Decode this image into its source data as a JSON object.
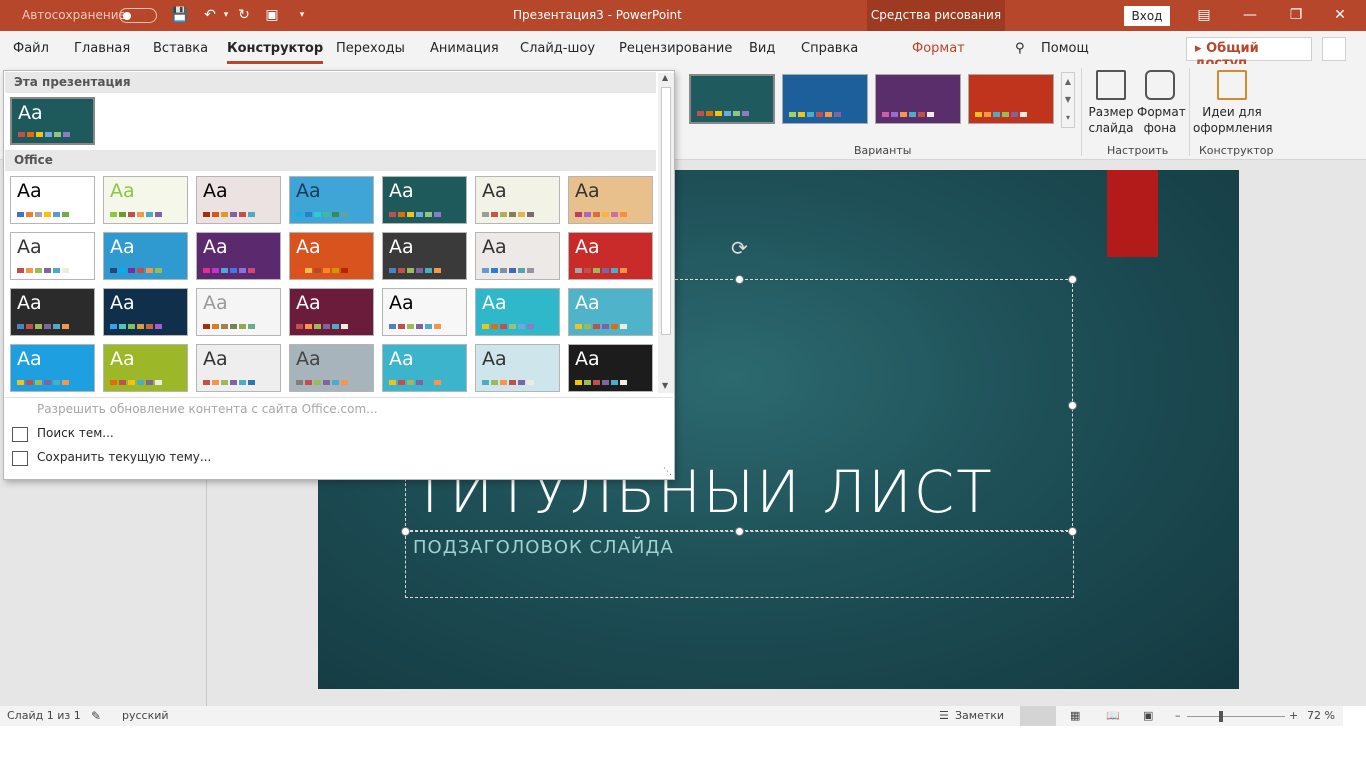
{
  "titlebar": {
    "autosave_label": "Автосохранение",
    "document_title": "Презентация3  -  PowerPoint",
    "context_tools": "Средства рисования",
    "signin_label": "Вход"
  },
  "ribbon_tabs": [
    "Файл",
    "Главная",
    "Вставка",
    "Конструктор",
    "Переходы",
    "Анимация",
    "Слайд-шоу",
    "Рецензирование",
    "Вид",
    "Справка",
    "Формат"
  ],
  "search_label": "Помощ",
  "share_label": "Общий доступ",
  "ribbon": {
    "variants_label": "Варианты",
    "customize_label": "Настроить",
    "designer_label": "Конструктор",
    "slide_size_label": "Размер слайда",
    "background_format_label": "Формат фона",
    "design_ideas_label": "Идеи для оформления",
    "variants": [
      {
        "bg": "#1f5a5e",
        "swatches": [
          "#c0504d",
          "#e36c0a",
          "#f2c314",
          "#6fa8dc",
          "#93c47d",
          "#8e7cc3"
        ]
      },
      {
        "bg": "#1d5f9a",
        "swatches": [
          "#a3d15c",
          "#f2c314",
          "#4bacc6",
          "#c0504d",
          "#f79646",
          "#8064a2"
        ]
      },
      {
        "bg": "#5a2d6b",
        "swatches": [
          "#d05ca6",
          "#9c6ad0",
          "#f79646",
          "#4bacc6",
          "#c0504d",
          "#eeece1"
        ]
      },
      {
        "bg": "#c0331c",
        "swatches": [
          "#f2c314",
          "#f79646",
          "#4bacc6",
          "#9bbb59",
          "#8064a2",
          "#eeece1"
        ]
      }
    ]
  },
  "gallery": {
    "this_presentation_header": "Эта презентация",
    "office_header": "Office",
    "current_theme": {
      "aa": "Aa",
      "bg": "#1e5a5c",
      "fg": "#ffffff",
      "swatches": [
        "#c0504d",
        "#e36c0a",
        "#f2c314",
        "#6fa8dc",
        "#93c47d",
        "#8e7cc3"
      ]
    },
    "themes": [
      {
        "aa": "Aa",
        "bg": "#ffffff",
        "fg": "#000000",
        "swatches": [
          "#4472c4",
          "#ed7d31",
          "#a5a5a5",
          "#ffc000",
          "#5b9bd5",
          "#70ad47"
        ]
      },
      {
        "aa": "Aa",
        "bg": "#f4f7ea",
        "fg": "#8dc63f",
        "swatches": [
          "#8dc63f",
          "#6b9a2e",
          "#c0504d",
          "#f79646",
          "#4bacc6",
          "#8064a2"
        ]
      },
      {
        "aa": "Aa",
        "bg": "#ece2e2",
        "fg": "#000000",
        "swatches": [
          "#a5300f",
          "#d55816",
          "#e19825",
          "#8064a2",
          "#c0504d",
          "#4bacc6"
        ]
      },
      {
        "aa": "Aa",
        "bg": "#3fa4d6",
        "fg": "#1a3a5c",
        "swatches": [
          "#1cade4",
          "#2683c6",
          "#27ced7",
          "#42ba97",
          "#3e8853",
          "#62a39f"
        ]
      },
      {
        "aa": "Aa",
        "bg": "#1e5a5c",
        "fg": "#ffffff",
        "swatches": [
          "#c0504d",
          "#e36c0a",
          "#f2c314",
          "#6fa8dc",
          "#93c47d",
          "#8e7cc3"
        ]
      },
      {
        "aa": "Aa",
        "bg": "#f2f2e6",
        "fg": "#333333",
        "swatches": [
          "#93a299",
          "#cf543f",
          "#b5ae53",
          "#848058",
          "#e8b54d",
          "#786c71"
        ]
      },
      {
        "aa": "Aa",
        "bg": "#e8c08c",
        "fg": "#333333",
        "swatches": [
          "#b83d68",
          "#ac66bb",
          "#de6c36",
          "#f9b639",
          "#cf6da4",
          "#fa8d3d"
        ]
      },
      {
        "aa": "Aa",
        "bg": "#ffffff",
        "fg": "#333333",
        "swatches": [
          "#c0504d",
          "#f79646",
          "#9bbb59",
          "#8064a2",
          "#4bacc6",
          "#eeece1"
        ]
      },
      {
        "aa": "Aa",
        "bg": "#2e9ad0",
        "fg": "#ffffff",
        "swatches": [
          "#1f497d",
          "#00b0f0",
          "#7030a0",
          "#c0504d",
          "#f79646",
          "#9bbb59"
        ]
      },
      {
        "aa": "Aa",
        "bg": "#5b2a6e",
        "fg": "#ffffff",
        "swatches": [
          "#e32d91",
          "#c830cc",
          "#4ea6dc",
          "#4775e7",
          "#8971e1",
          "#d54773"
        ]
      },
      {
        "aa": "Aa",
        "bg": "#d9531e",
        "fg": "#ffffff",
        "swatches": [
          "#e84c22",
          "#ffbd47",
          "#b64926",
          "#ff8427",
          "#cc9900",
          "#b22600"
        ]
      },
      {
        "aa": "Aa",
        "bg": "#3a3a3a",
        "fg": "#ffffff",
        "swatches": [
          "#4f81bd",
          "#c0504d",
          "#9bbb59",
          "#8064a2",
          "#4bacc6",
          "#f79646"
        ]
      },
      {
        "aa": "Aa",
        "bg": "#ece9e6",
        "fg": "#333333",
        "swatches": [
          "#629dd1",
          "#297fd5",
          "#7f8fa9",
          "#4a66ac",
          "#5aa2ae",
          "#9d90a0"
        ]
      },
      {
        "aa": "Aa",
        "bg": "#c92a2a",
        "fg": "#ffffff",
        "swatches": [
          "#a5a5a5",
          "#c0504d",
          "#9bbb59",
          "#8064a2",
          "#4bacc6",
          "#f79646"
        ]
      },
      {
        "aa": "Aa",
        "bg": "#2b2b2b",
        "fg": "#ffffff",
        "swatches": [
          "#4f81bd",
          "#c0504d",
          "#9bbb59",
          "#8064a2",
          "#4bacc6",
          "#f79646"
        ]
      },
      {
        "aa": "Aa",
        "bg": "#0f2f4a",
        "fg": "#ffffff",
        "swatches": [
          "#2fa3ee",
          "#4bcaad",
          "#86c157",
          "#d99c3f",
          "#ce6633",
          "#a35dd1"
        ]
      },
      {
        "aa": "Aa",
        "bg": "#f5f5f5",
        "fg": "#999999",
        "swatches": [
          "#a53010",
          "#de7e18",
          "#9f8351",
          "#728653",
          "#92aa4c",
          "#6aac91"
        ]
      },
      {
        "aa": "Aa",
        "bg": "#6a1c3a",
        "fg": "#ffffff",
        "swatches": [
          "#c0504d",
          "#f79646",
          "#9bbb59",
          "#8064a2",
          "#4bacc6",
          "#eeece1"
        ]
      },
      {
        "aa": "Aa",
        "bg": "#f7f7f7",
        "fg": "#000000",
        "swatches": [
          "#4f81bd",
          "#c0504d",
          "#9bbb59",
          "#8064a2",
          "#4bacc6",
          "#f79646"
        ]
      },
      {
        "aa": "Aa",
        "bg": "#2fb8c9",
        "fg": "#ffffff",
        "swatches": [
          "#f2c314",
          "#e36c0a",
          "#c0504d",
          "#93c47d",
          "#6fa8dc",
          "#8e7cc3"
        ]
      },
      {
        "aa": "Aa",
        "bg": "#4fb3c9",
        "fg": "#ffffff",
        "swatches": [
          "#f2c314",
          "#9bbb59",
          "#c0504d",
          "#8064a2",
          "#e36c0a",
          "#eeece1"
        ]
      },
      {
        "aa": "Aa",
        "bg": "#1ea0e0",
        "fg": "#ffffff",
        "swatches": [
          "#f2c314",
          "#c0504d",
          "#9bbb59",
          "#8064a2",
          "#4bacc6",
          "#f79646"
        ]
      },
      {
        "aa": "Aa",
        "bg": "#9cb829",
        "fg": "#ffffff",
        "swatches": [
          "#e36c0a",
          "#c0504d",
          "#f2c314",
          "#4bacc6",
          "#8064a2",
          "#eeece1"
        ]
      },
      {
        "aa": "Aa",
        "bg": "#eeeeee",
        "fg": "#333333",
        "swatches": [
          "#c0504d",
          "#f79646",
          "#9bbb59",
          "#8064a2",
          "#4bacc6",
          "#2e75b6"
        ]
      },
      {
        "aa": "Aa",
        "bg": "#a8b4bc",
        "fg": "#444444",
        "swatches": [
          "#7f7f7f",
          "#c0504d",
          "#9bbb59",
          "#8064a2",
          "#4bacc6",
          "#f79646"
        ]
      },
      {
        "aa": "Aa",
        "bg": "#3cb4cc",
        "fg": "#ffffff",
        "swatches": [
          "#f2c314",
          "#c0504d",
          "#9bbb59",
          "#8064a2",
          "#4bacc6",
          "#f79646"
        ]
      },
      {
        "aa": "Aa",
        "bg": "#cfe5ec",
        "fg": "#333333",
        "swatches": [
          "#4bacc6",
          "#9bbb59",
          "#f79646",
          "#c0504d",
          "#8064a2",
          "#eeece1"
        ]
      },
      {
        "aa": "Aa",
        "bg": "#1c1c1c",
        "fg": "#ffffff",
        "swatches": [
          "#f2c314",
          "#9bbb59",
          "#c0504d",
          "#8064a2",
          "#4bacc6",
          "#eeece1"
        ]
      }
    ],
    "menu": {
      "enable_updates": "Разрешить обновление контента с сайта Office.com...",
      "browse_themes": "Поиск тем...",
      "save_theme": "Сохранить текущую тему..."
    }
  },
  "slide": {
    "title": "ТИТУЛЬНЫЙ ЛИСТ",
    "subtitle": "ПОДЗАГОЛОВОК СЛАЙДА"
  },
  "statusbar": {
    "slide_counter": "Слайд 1 из 1",
    "language": "русский",
    "notes_label": "Заметки",
    "zoom": "72 %",
    "zoom_level": 0.72
  }
}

•••••

INSTRUCTIONS FOR THE TASK.
Copy every line of the listing that contains the word "Конструктор".

FINAL RESULT.
    "Конструктор",
    "designer_label": "Конструктор",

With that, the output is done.